■ **Exercise description**:
In the records below, find each line containing the word "image" and copy it.

■ **Provided data**:
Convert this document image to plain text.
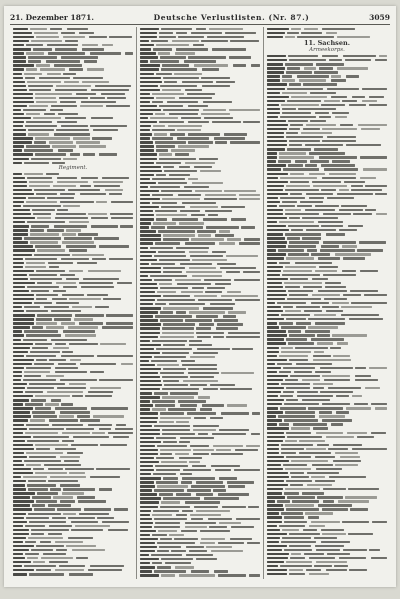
21. Dezember 1871.	Deutsche Verlustlisten. (Nr. 87.)	3059
Regiment.
11. Sachsen.
Armeekorps.
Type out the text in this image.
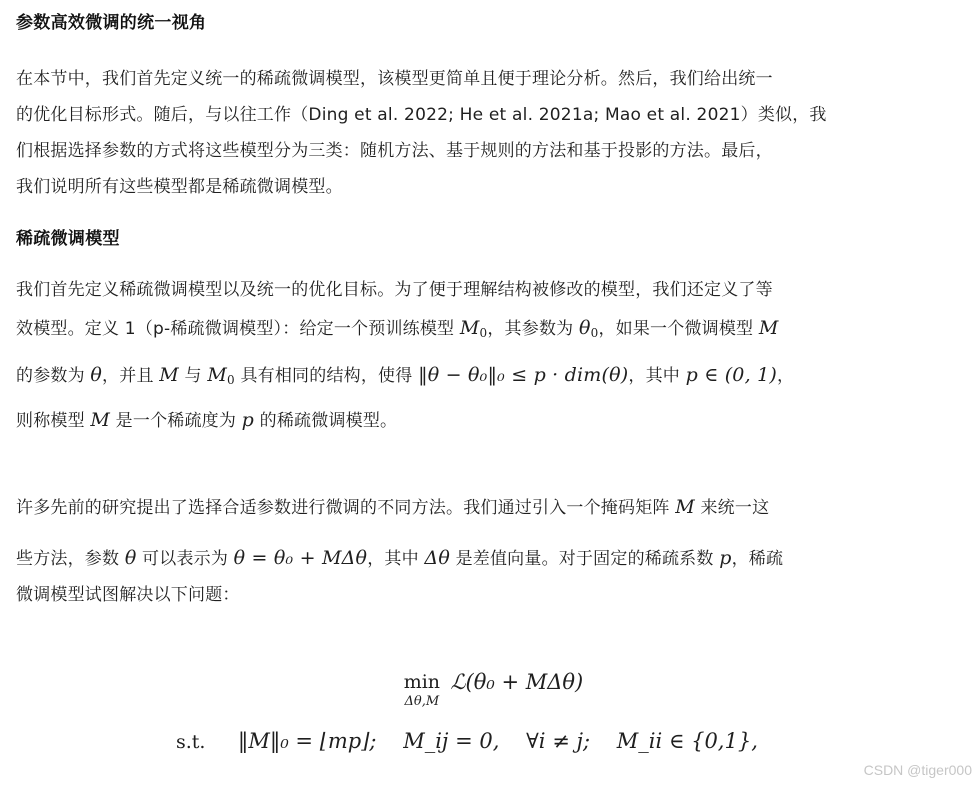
参数高效微调的统一视角

在本节中，我们首先定义统一的稀疏微调模型，该模型更简单且便于理论分析。然后，我们给出统一

的优化目标形式。随后，与以往工作（Ding et al. 2022; He et al. 2021a; Mao et al. 2021）类似，我

们根据选择参数的方式将这些模型分为三类：随机方法、基于规则的方法和基于投影的方法。最后，

我们说明所有这些模型都是稀疏微调模型。

稀疏微调模型

我们首先定义稀疏微调模型以及统一的优化目标。为了便于理解结构被修改的模型，我们还定义了等

效模型。定义 1（p-稀疏微调模型）：给定一个预训练模型 $M_0$，其参数为 $\theta_0$，如果一个微调模型 M

的参数为 θ，并且 M 与 $M_0$ 具有相同的结构，使得 ‖θ − θ₀‖₀ ≤ p · dim(θ)，其中 p ∈ (0, 1)，

则称模型 M 是一个稀疏度为 p 的稀疏微调模型。

许多先前的研究提出了选择合适参数进行微调的不同方法。我们通过引入一个掩码矩阵 M 来统一这

些方法，参数 θ 可以表示为 θ = θ₀ + MΔθ，其中 Δθ 是差值向量。对于固定的稀疏系数 p，稀疏

微调模型试图解决以下问题：

min
Δθ,M
ℒ(θ₀ + MΔθ)
s.t. ‖M‖₀ = ⌊mp⌋;    M_ij = 0,    ∀i ≠ j;    M_ii ∈ {0,1},
CSDN @tiger000
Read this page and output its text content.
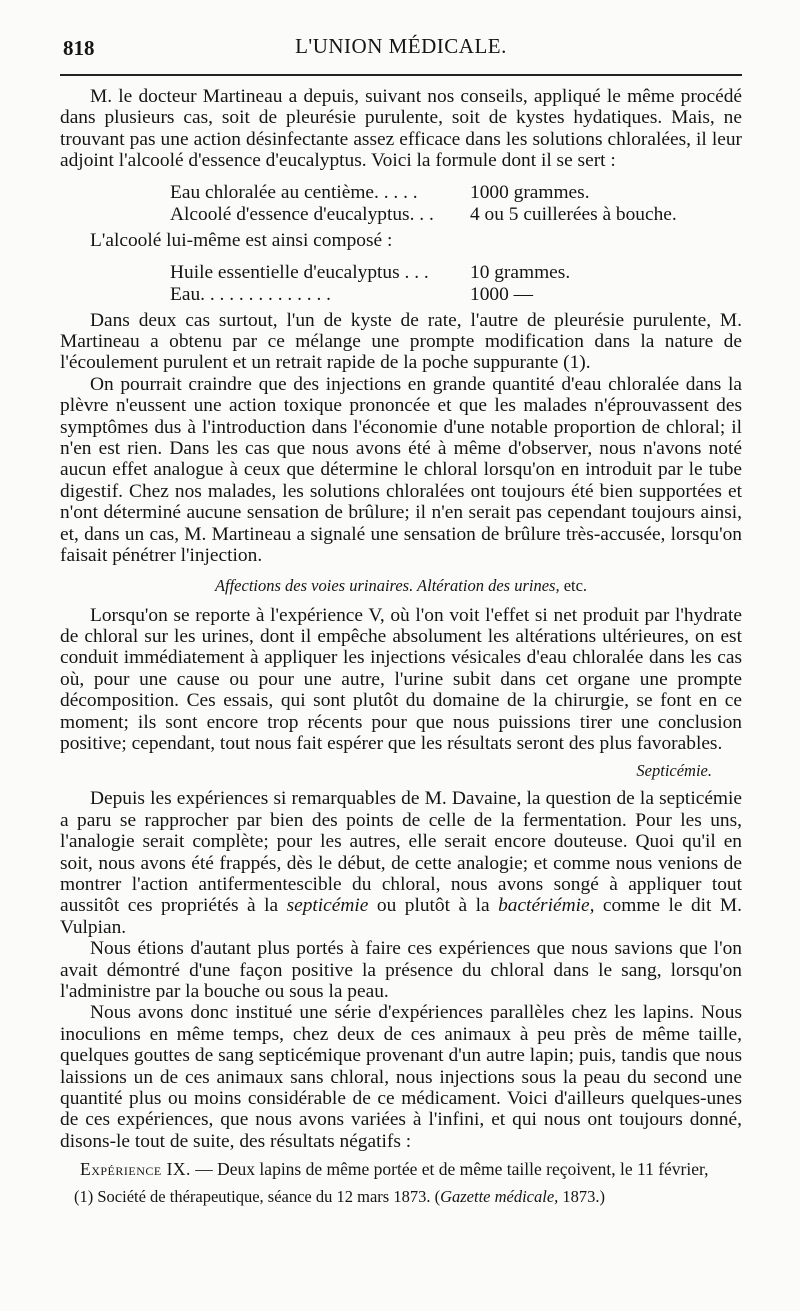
818	L'UNION MÉDICALE.

M. le docteur Martineau a depuis, suivant nos conseils, appliqué le même procédé dans plusieurs cas, soit de pleurésie purulente, soit de kystes hydatiques. Mais, ne trouvant pas une action désinfectante assez efficace dans les solutions chloralées, il leur adjoint l'alcoolé d'essence d'eucalyptus. Voici la formule dont il se sert :

Eau chloralée au centième. . . . .	1000 grammes.
Alcoolé d'essence d'eucalyptus. . .	4 ou 5 cuillerées à bouche.
L'alcoolé lui-même est ainsi composé :
Huile essentielle d'eucalyptus . . .	10 grammes.
Eau. . . . . . . . . . . . . .	1000 —

Dans deux cas surtout, l'un de kyste de rate, l'autre de pleurésie purulente, M. Martineau a obtenu par ce mélange une prompte modification dans la nature de l'écoulement purulent et un retrait rapide de la poche suppurante (1).

On pourrait craindre que des injections en grande quantité d'eau chloralée dans la plèvre n'eussent une action toxique prononcée et que les malades n'éprouvassent des symptômes dus à l'introduction dans l'économie d'une notable proportion de chloral; il n'en est rien. Dans les cas que nous avons été à même d'observer, nous n'avons noté aucun effet analogue à ceux que détermine le chloral lorsqu'on en introduit par le tube digestif. Chez nos malades, les solutions chloralées ont toujours été bien supportées et n'ont déterminé aucune sensation de brûlure; il n'en serait pas cependant toujours ainsi, et, dans un cas, M. Martineau a signalé une sensation de brûlure très-accusée, lorsqu'on faisait pénétrer l'injection.

Affections des voies urinaires. Altération des urines, etc.

Lorsqu'on se reporte à l'expérience V, où l'on voit l'effet si net produit par l'hydrate de chloral sur les urines, dont il empêche absolument les altérations ultérieures, on est conduit immédiatement à appliquer les injections vésicales d'eau chloralée dans les cas où, pour une cause ou pour une autre, l'urine subit dans cet organe une prompte décomposition. Ces essais, qui sont plutôt du domaine de la chirurgie, se font en ce moment; ils sont encore trop récents pour que nous puissions tirer une conclusion positive; cependant, tout nous fait espérer que les résultats seront des plus favorables.

Septicémie.

Depuis les expériences si remarquables de M. Davaine, la question de la septicémie a paru se rapprocher par bien des points de celle de la fermentation. Pour les uns, l'analogie serait complète; pour les autres, elle serait encore douteuse. Quoi qu'il en soit, nous avons été frappés, dès le début, de cette analogie; et comme nous venions de montrer l'action antifermentescible du chloral, nous avons songé à appliquer tout aussitôt ces propriétés à la septicémie ou plutôt à la bactériémie, comme le dit M. Vulpian.

Nous étions d'autant plus portés à faire ces expériences que nous savions que l'on avait démontré d'une façon positive la présence du chloral dans le sang, lorsqu'on l'administre par la bouche ou sous la peau.

Nous avons donc institué une série d'expériences parallèles chez les lapins. Nous inoculions en même temps, chez deux de ces animaux à peu près de même taille, quelques gouttes de sang septicémique provenant d'un autre lapin; puis, tandis que nous laissions un de ces animaux sans chloral, nous injections sous la peau du second une quantité plus ou moins considérable de ce médicament. Voici d'ailleurs quelques-unes de ces expériences, que nous avons variées à l'infini, et qui nous ont toujours donné, disons-le tout de suite, des résultats négatifs :

Expérience IX. — Deux lapins de même portée et de même taille reçoivent, le 11 février,
(1) Société de thérapeutique, séance du 12 mars 1873. (Gazette médicale, 1873.)
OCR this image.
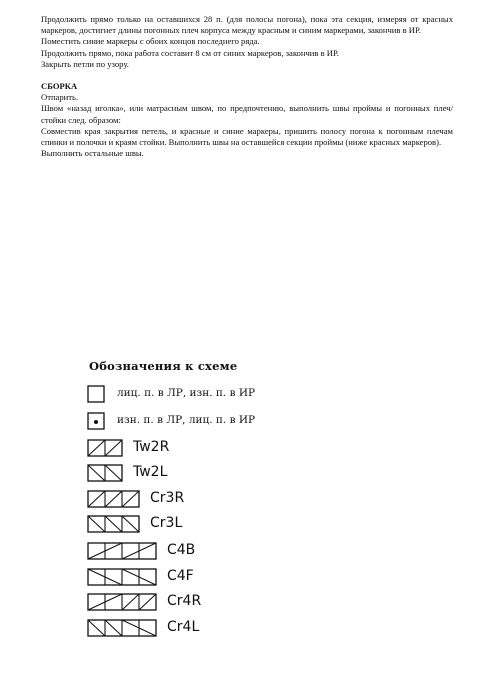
Продолжить прямо только на оставшихся 28 п. (для полосы погона), пока эта секция, измеряя от красных маркеров, достигнет длины погонных плеч корпуса между красным и синим маркерами, закончив в ИР.

Поместить синие маркеры с обоих концов последнего ряда.

Продолжить прямо, пока работа составит 8 см от синих маркеров, закончив в ИР.

Закрыть петли по узору.

СБОРКА

Отпарить.

Швом «назад иголка», или матрасным швом, по предпочтению, выполнить швы проймы и погонных плеч/стойки след. образом:

Совместив края закрытия петель, и красные и синие маркеры, пришить полосу погона к погонным плечам спинки и полочки и краям стойки. Выполнить швы на оставшейся секции проймы (ниже красных маркеров).

Выполнить остальные швы.

Обозначения к схеме
лиц. п. в ЛР, изн. п. в ИР
изн. п. в ЛР, лиц. п. в ИР
Tw2R
Tw2L
Cr3R
Cr3L
C4B
C4F
Cr4R
Cr4L
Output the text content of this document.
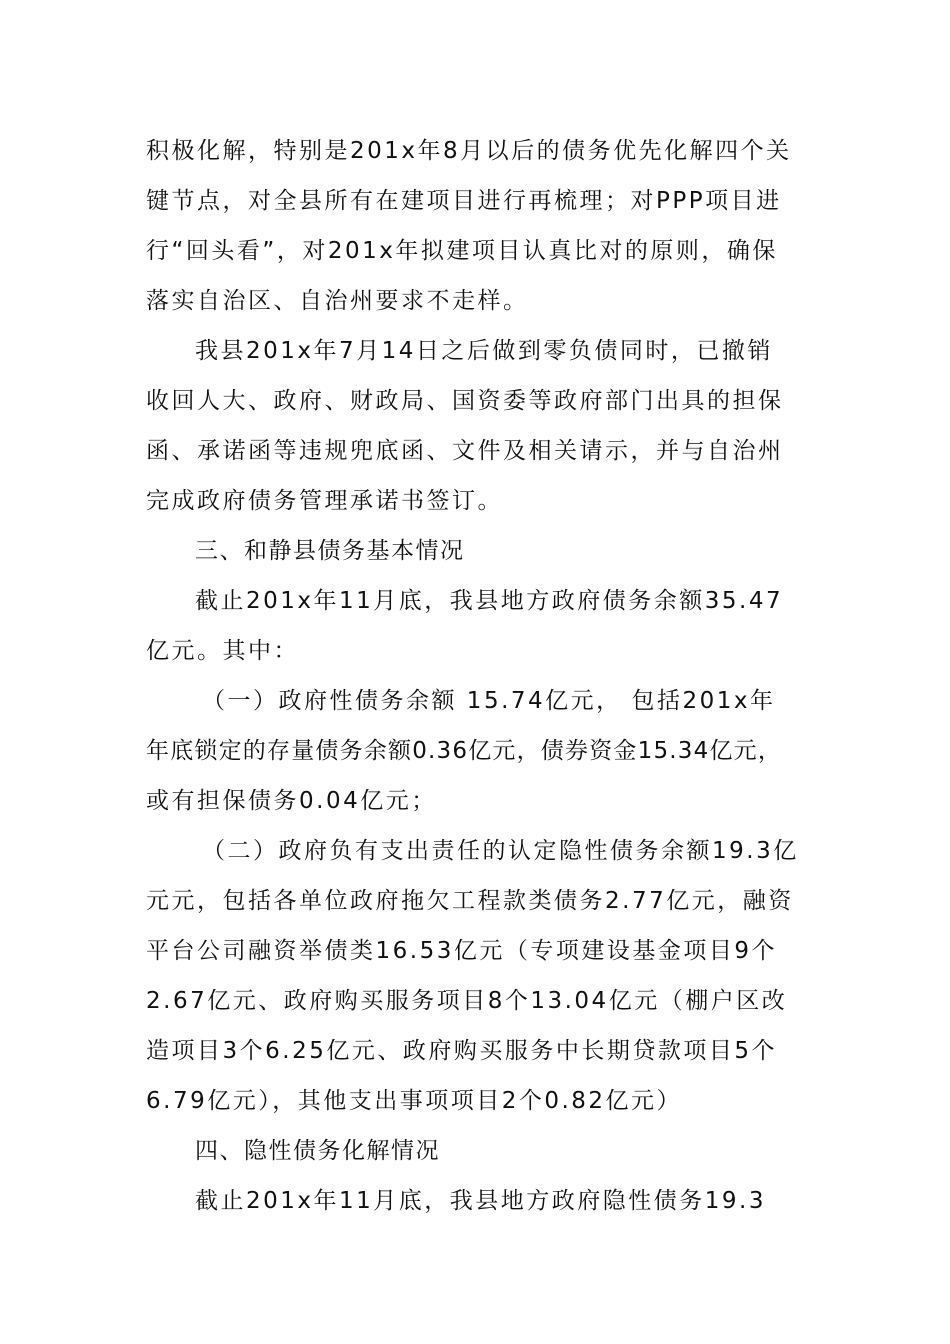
积极化解，特别是201x年8月以后的债务优先化解四个关
键节点，对全县所有在建项目进行再梳理；对PPP项目进
行“回头看”，对201x年拟建项目认真比对的原则，确保
落实自治区、自治州要求不走样。
我县201x年7月14日之后做到零负债同时，已撤销
收回人大、政府、财政局、国资委等政府部门出具的担保
函、承诺函等违规兜底函、文件及相关请示，并与自治州
完成政府债务管理承诺书签订。
三、和静县债务基本情况
截止201x年11月底，我县地方政府债务余额35.47
亿元。其中：
（一）政府性债务余额 15.74亿元， 包括201x年
年底锁定的存量债务余额0.36亿元，债券资金15.34亿元，
或有担保债务0.04亿元；
（二）政府负有支出责任的认定隐性债务余额19.3亿
元元，包括各单位政府拖欠工程款类债务2.77亿元，融资
平台公司融资举债类16.53亿元（专项建设基金项目9个
2.67亿元、政府购买服务项目8个13.04亿元（棚户区改
造项目3个6.25亿元、政府购买服务中长期贷款项目5个
6.79亿元），其他支出事项项目2个0.82亿元）
四、隐性债务化解情况
截止201x年11月底，我县地方政府隐性债务19.3
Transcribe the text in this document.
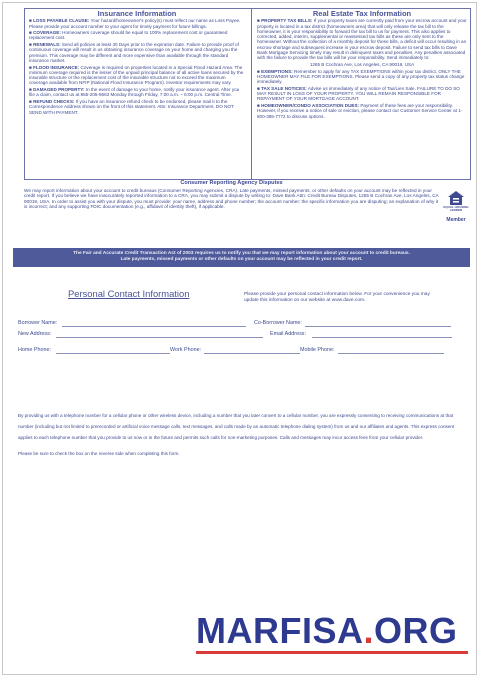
Insurance Information

■ LOSS PAYABLE CLAUSE: Your hazard/homeowner's policy(s) must reflect our name as Loss Payee. Please provide your account number to your agent for timely payment for future billings.

■ COVERAGE: Homeowners coverage should be equal to 100% replacement cost or guaranteed replacement cost.

■ RENEWALS: Send all policies at least 30 Days prior to the expiration date. Failure to provide proof of continuous coverage will result in us obtaining insurance coverage on your home and charging you the premium. This coverage may be different and more expensive than available through the standard insurance market.

■ FLOOD INSURANCE: Coverage is required on properties located in a Special Flood Hazard Area. The minimum coverage required is the lesser of the unpaid principal balance of all active loans secured by the insurable structure or the replacement cost of the insurable structure not to exceed the maximum coverage available from NFIP (National Flood Insurance Program). Investor requirements may vary.

■ DAMAGED PROPERTY: In the event of damage to your home, notify your insurance agent. After you file a claim, contact us at 855-205-8663 Monday through Friday, 7:00 a.m. – 6:00 p.m. Central Time.

■ REFUND CHECKS: If you have an insurance refund check to be endorsed, please mail it to the Correspondence Address shown on the front of this statement. Attn: Insurance Department. DO NOT SEND WITH PAYMENT.

Real Estate Tax Information

■ PROPERTY TAX BILLS: If your property taxes are currently paid from your escrow account and your property is located in a tax district (homeowners area) that will only release the tax bill to the homeowner, it is your responsibility to forward the tax bill to us for payment. This also applies to corrected, added, interim, supplemental or reassessed tax bills as these are only sent to the homeowner. Without the collection of a monthly deposit for these bills, a deficit will occur resulting in an escrow shortage and subsequent increase in your escrow deposit. Failure to send tax bills to Dave Bank Mortgage Servicing timely may result in delinquent taxes and penalties. Any penalties associated with the failure to provide the tax bills will be your responsibility. Send immediately to:

1265 B Cochran Ave, Los Angeles, CA 90019, USA

■ EXEMPTIONS: Remember to apply for any TAX EXEMPTIONS within your tax district. ONLY THE HOMEOWNER MAY FILE FOR EXEMPTIONS. Please send a copy of any property tax status change immediately.

■ TAX SALE NOTICES: Advise us immediately of any notice of Tax/Lien Sale. FAILURE TO DO SO MAY RESULT IN LOSS OF YOUR PROPERTY. YOU WILL REMAIN RESPONSIBLE FOR REPAYMENT OF YOUR MORTGAGE ACCOUNT.

■ HOMEOWNER/CONDO ASSOCIATION DUES: Payment of these fees are your responsibility. However, if you receive a notice of sale or eviction, please contact our Customer Service Center at 1-800-365-7772 to discuss options.

Consumer Reporting Agency Disputes

We may report information about your account to credit bureaus (Consumer Reporting Agencies, CRA). Late payments, missed payments, or other defaults on your account may be reflected in your credit report. If you believe we have inaccurately reported information to a CRA, you may submit a dispute by writing to: Dave Bank Attn: Credit Bureau Disputes, 1265 B Cochran Ave, Los Angeles, CA 90019, USA. In order to assist you with your dispute, you must provide: your name, address and phone number; the account number; the specific information you are disputing; an explanation of why it is incorrect; and any supporting FDIC documentation (e.g., affidavit of identity theft), if applicable.	EQUAL HOUSING
LENDER
Member
The Fair and Accurate Credit Transaction Act of 2003 requires us to notify you that we may report information about your account to credit bureaus.
Late payments, missed payments or other defaults on your account may be reflected in your credit report.
Personal Contact Information	Please provide your personal contact information below. For your convenience you may update this information on our website at www.dave.com.
Borrower Name:	Co-Borrower Name:
New Address:	Email Address:
Home Phone:	Work Phone:	Mobile Phone:

By providing us with a telephone number for a cellular phone or other wireless device, including a number that you later convert to a cellular number, you are expressly consenting to receiving communications at that number (including but not limited to prerecorded or artificial voice message calls, text messages, and calls made by an automatic telephone dialing system) from us and our affiliates and agents. This express consent applies to each telephone number that you provide to us now or in the future and permits such calls for non-marketing purposes. Calls and messages may incur access fees from your cellular provider.

Please be sure to check the box on the reverse side when completing this form.
MARFISA.ORG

■ **Exercise result**:
Convert this document image to plain text.
Type out the text in this image.
OCR this image.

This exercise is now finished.